* Data entries:
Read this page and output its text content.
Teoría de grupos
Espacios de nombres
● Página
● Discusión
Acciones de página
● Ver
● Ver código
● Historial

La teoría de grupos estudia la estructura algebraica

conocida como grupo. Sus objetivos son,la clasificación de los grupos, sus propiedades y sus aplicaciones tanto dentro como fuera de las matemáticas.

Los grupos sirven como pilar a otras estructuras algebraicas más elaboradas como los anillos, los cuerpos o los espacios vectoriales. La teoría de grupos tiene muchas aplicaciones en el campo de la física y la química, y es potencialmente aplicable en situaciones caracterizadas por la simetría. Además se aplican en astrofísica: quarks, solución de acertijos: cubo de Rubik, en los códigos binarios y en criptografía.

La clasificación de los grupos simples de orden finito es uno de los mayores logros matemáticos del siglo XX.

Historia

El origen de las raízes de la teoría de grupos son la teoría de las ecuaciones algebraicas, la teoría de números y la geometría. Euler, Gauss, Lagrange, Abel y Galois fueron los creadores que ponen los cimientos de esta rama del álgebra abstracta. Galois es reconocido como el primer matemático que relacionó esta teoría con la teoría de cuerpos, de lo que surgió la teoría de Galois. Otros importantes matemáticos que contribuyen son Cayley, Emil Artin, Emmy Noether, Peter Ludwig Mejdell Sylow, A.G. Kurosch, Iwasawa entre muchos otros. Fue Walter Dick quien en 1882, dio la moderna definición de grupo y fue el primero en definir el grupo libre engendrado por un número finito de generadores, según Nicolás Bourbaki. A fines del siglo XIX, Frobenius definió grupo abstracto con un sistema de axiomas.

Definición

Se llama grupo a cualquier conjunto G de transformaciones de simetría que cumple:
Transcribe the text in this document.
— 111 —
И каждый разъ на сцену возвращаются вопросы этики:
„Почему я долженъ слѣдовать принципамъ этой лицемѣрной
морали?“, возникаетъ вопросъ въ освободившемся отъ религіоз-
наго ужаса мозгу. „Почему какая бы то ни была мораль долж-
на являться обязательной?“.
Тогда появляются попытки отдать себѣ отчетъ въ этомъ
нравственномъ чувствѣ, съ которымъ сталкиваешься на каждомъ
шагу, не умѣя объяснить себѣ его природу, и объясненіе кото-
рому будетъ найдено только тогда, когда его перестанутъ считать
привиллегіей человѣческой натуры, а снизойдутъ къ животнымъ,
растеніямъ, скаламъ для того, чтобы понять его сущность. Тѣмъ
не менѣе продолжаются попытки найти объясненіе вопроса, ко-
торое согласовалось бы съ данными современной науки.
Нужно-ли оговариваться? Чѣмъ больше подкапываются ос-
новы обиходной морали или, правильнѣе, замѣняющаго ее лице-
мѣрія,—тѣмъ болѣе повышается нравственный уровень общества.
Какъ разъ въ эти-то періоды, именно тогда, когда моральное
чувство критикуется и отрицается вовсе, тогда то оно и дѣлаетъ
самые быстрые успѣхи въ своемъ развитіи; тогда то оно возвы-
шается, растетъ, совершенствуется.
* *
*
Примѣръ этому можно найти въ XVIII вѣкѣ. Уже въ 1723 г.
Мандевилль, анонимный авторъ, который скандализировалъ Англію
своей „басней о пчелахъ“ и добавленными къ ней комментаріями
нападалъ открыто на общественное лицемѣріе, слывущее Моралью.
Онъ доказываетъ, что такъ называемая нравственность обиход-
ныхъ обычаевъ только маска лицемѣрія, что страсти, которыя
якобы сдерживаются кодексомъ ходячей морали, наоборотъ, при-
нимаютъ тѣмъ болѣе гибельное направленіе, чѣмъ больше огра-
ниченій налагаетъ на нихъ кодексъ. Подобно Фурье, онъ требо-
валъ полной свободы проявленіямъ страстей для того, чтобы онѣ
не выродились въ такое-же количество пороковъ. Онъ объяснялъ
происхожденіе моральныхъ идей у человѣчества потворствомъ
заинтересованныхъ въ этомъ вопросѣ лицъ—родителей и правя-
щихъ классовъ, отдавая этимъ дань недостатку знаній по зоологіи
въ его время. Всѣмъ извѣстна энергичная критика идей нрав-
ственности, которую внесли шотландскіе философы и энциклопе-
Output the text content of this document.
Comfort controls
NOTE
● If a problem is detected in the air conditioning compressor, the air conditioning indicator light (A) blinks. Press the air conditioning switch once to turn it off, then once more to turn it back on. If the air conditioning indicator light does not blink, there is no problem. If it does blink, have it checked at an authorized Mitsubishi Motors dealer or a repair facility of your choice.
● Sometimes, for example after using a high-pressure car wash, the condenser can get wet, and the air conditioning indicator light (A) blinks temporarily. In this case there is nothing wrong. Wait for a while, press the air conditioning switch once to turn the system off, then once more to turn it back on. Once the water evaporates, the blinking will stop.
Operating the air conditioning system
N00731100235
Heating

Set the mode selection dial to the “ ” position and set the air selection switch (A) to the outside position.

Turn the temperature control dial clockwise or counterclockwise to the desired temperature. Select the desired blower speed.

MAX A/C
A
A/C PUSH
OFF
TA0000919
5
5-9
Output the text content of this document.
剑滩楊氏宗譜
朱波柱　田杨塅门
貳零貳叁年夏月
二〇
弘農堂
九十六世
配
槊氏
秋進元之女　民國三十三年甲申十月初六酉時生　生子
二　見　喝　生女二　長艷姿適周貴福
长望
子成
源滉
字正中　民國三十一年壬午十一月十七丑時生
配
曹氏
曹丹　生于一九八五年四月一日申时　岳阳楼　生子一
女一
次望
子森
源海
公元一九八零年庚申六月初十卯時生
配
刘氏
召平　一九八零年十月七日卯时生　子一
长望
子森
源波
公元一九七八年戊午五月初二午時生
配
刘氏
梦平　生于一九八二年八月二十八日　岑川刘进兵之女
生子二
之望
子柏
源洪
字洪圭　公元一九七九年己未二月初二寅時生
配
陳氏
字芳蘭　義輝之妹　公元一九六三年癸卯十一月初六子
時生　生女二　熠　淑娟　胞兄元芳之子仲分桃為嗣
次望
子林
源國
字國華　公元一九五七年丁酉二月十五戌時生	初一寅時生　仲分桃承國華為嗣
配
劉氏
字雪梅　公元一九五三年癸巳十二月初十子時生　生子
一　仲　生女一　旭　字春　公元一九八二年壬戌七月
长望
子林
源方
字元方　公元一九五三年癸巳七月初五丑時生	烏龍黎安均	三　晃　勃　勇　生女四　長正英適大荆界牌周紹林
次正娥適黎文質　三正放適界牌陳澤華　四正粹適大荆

* Job:
Retype each record exactly, leaving nothing out.

* Correct response:
Read this page and output its text content.
Teoría de grupos
Espacios de nombres
● Página
● Discusión
Acciones de página
● Ver
● Ver código
● Historial

La teoría de grupos estudia la estructura algebraica

conocida como grupo. Sus objetivos son,la clasificación de los grupos, sus propiedades y sus aplicaciones tanto dentro como fuera de las matemáticas.

Los grupos sirven como pilar a otras estructuras algebraicas más elaboradas como los anillos, los cuerpos o los espacios vectoriales. La teoría de grupos tiene muchas aplicaciones en el campo de la física y la química, y es potencialmente aplicable en situaciones caracterizadas por la simetría. Además se aplican en astrofísica: quarks, solución de acertijos: cubo de Rubik, en los códigos binarios y en criptografía.

La clasificación de los grupos simples de orden finito es uno de los mayores logros matemáticos del siglo XX.

Historia

El origen de las raízes de la teoría de grupos son la teoría de las ecuaciones algebraicas, la teoría de números y la geometría. Euler, Gauss, Lagrange, Abel y Galois fueron los creadores que ponen los cimientos de esta rama del álgebra abstracta. Galois es reconocido como el primer matemático que relacionó esta teoría con la teoría de cuerpos, de lo que surgió la teoría de Galois. Otros importantes matemáticos que contribuyen son Cayley, Emil Artin, Emmy Noether, Peter Ludwig Mejdell Sylow, A.G. Kurosch, Iwasawa entre muchos otros. Fue Walter Dick quien en 1882, dio la moderna definición de grupo y fue el primero en definir el grupo libre engendrado por un número finito de generadores, según Nicolás Bourbaki. A fines del siglo XIX, Frobenius definió grupo abstracto con un sistema de axiomas.

Definición

Se llama grupo a cualquier conjunto G de transformaciones de simetría que cumple:
Transcribe the text in this document.
— 111 —
И каждый разъ на сцену возвращаются вопросы этики:
„Почему я долженъ слѣдовать принципамъ этой лицемѣрной
морали?“, возникаетъ вопросъ въ освободившемся отъ религіоз-
наго ужаса мозгу. „Почему какая бы то ни была мораль долж-
на являться обязательной?“.
Тогда появляются попытки отдать себѣ отчетъ въ этомъ
нравственномъ чувствѣ, съ которымъ сталкиваешься на каждомъ
шагу, не умѣя объяснить себѣ его природу, и объясненіе кото-
рому будетъ найдено только тогда, когда его перестанутъ считать
привиллегіей человѣческой натуры, а снизойдутъ къ животнымъ,
растеніямъ, скаламъ для того, чтобы понять его сущность. Тѣмъ
не менѣе продолжаются попытки найти объясненіе вопроса, ко-
торое согласовалось бы съ данными современной науки.
Нужно-ли оговариваться? Чѣмъ больше подкапываются ос-
новы обиходной морали или, правильнѣе, замѣняющаго ее лице-
мѣрія,—тѣмъ болѣе повышается нравственный уровень общества.
Какъ разъ въ эти-то періоды, именно тогда, когда моральное
чувство критикуется и отрицается вовсе, тогда то оно и дѣлаетъ
самые быстрые успѣхи въ своемъ развитіи; тогда то оно возвы-
шается, растетъ, совершенствуется.
* *
*
Примѣръ этому можно найти въ XVIII вѣкѣ. Уже въ 1723 г.
Мандевилль, анонимный авторъ, который скандализировалъ Англію
своей „басней о пчелахъ“ и добавленными къ ней комментаріями
нападалъ открыто на общественное лицемѣріе, слывущее Моралью.
Онъ доказываетъ, что такъ называемая нравственность обиход-
ныхъ обычаевъ только маска лицемѣрія, что страсти, которыя
якобы сдерживаются кодексомъ ходячей морали, наоборотъ, при-
нимаютъ тѣмъ болѣе гибельное направленіе, чѣмъ больше огра-
ниченій налагаетъ на нихъ кодексъ. Подобно Фурье, онъ требо-
валъ полной свободы проявленіямъ страстей для того, чтобы онѣ
не выродились въ такое-же количество пороковъ. Онъ объяснялъ
происхожденіе моральныхъ идей у человѣчества потворствомъ
заинтересованныхъ въ этомъ вопросѣ лицъ—родителей и правя-
щихъ классовъ, отдавая этимъ дань недостатку знаній по зоологіи
въ его время. Всѣмъ извѣстна энергичная критика идей нрав-
ственности, которую внесли шотландскіе философы и энциклопе-
Output the text content of this document.
Comfort controls
NOTE
● If a problem is detected in the air conditioning compressor, the air conditioning indicator light (A) blinks. Press the air conditioning switch once to turn it off, then once more to turn it back on. If the air conditioning indicator light does not blink, there is no problem. If it does blink, have it checked at an authorized Mitsubishi Motors dealer or a repair facility of your choice.
● Sometimes, for example after using a high-pressure car wash, the condenser can get wet, and the air conditioning indicator light (A) blinks temporarily. In this case there is nothing wrong. Wait for a while, press the air conditioning switch once to turn the system off, then once more to turn it back on. Once the water evaporates, the blinking will stop.
Operating the air conditioning system
N00731100235
Heating

Set the mode selection dial to the “ ” position and set the air selection switch (A) to the outside position.

Turn the temperature control dial clockwise or counterclockwise to the desired temperature. Select the desired blower speed.

MAX A/C
A
A/C PUSH
OFF
TA0000919
5
5-9
Output the text content of this document.
剑滩楊氏宗譜
朱波柱　田杨塅门
貳零貳叁年夏月
二〇
弘農堂
九十六世
配
槊氏
秋進元之女　民國三十三年甲申十月初六酉時生　生子
二　見　喝　生女二　長艷姿適周貴福
长望
子成
源滉
字正中　民國三十一年壬午十一月十七丑時生
配
曹氏
曹丹　生于一九八五年四月一日申时　岳阳楼　生子一
女一
次望
子森
源海
公元一九八零年庚申六月初十卯時生
配
刘氏
召平　一九八零年十月七日卯时生　子一
长望
子森
源波
公元一九七八年戊午五月初二午時生
配
刘氏
梦平　生于一九八二年八月二十八日　岑川刘进兵之女
生子二
之望
子柏
源洪
字洪圭　公元一九七九年己未二月初二寅時生
配
陳氏
字芳蘭　義輝之妹　公元一九六三年癸卯十一月初六子
時生　生女二　熠　淑娟　胞兄元芳之子仲分桃為嗣
次望
子林
源國
字國華　公元一九五七年丁酉二月十五戌時生	初一寅時生　仲分桃承國華為嗣
配
劉氏
字雪梅　公元一九五三年癸巳十二月初十子時生　生子
一　仲　生女一　旭　字春　公元一九八二年壬戌七月
长望
子林
源方
字元方　公元一九五三年癸巳七月初五丑時生	烏龍黎安均	三　晃　勃　勇　生女四　長正英適大荆界牌周紹林
次正娥適黎文質　三正放適界牌陳澤華　四正粹適大荆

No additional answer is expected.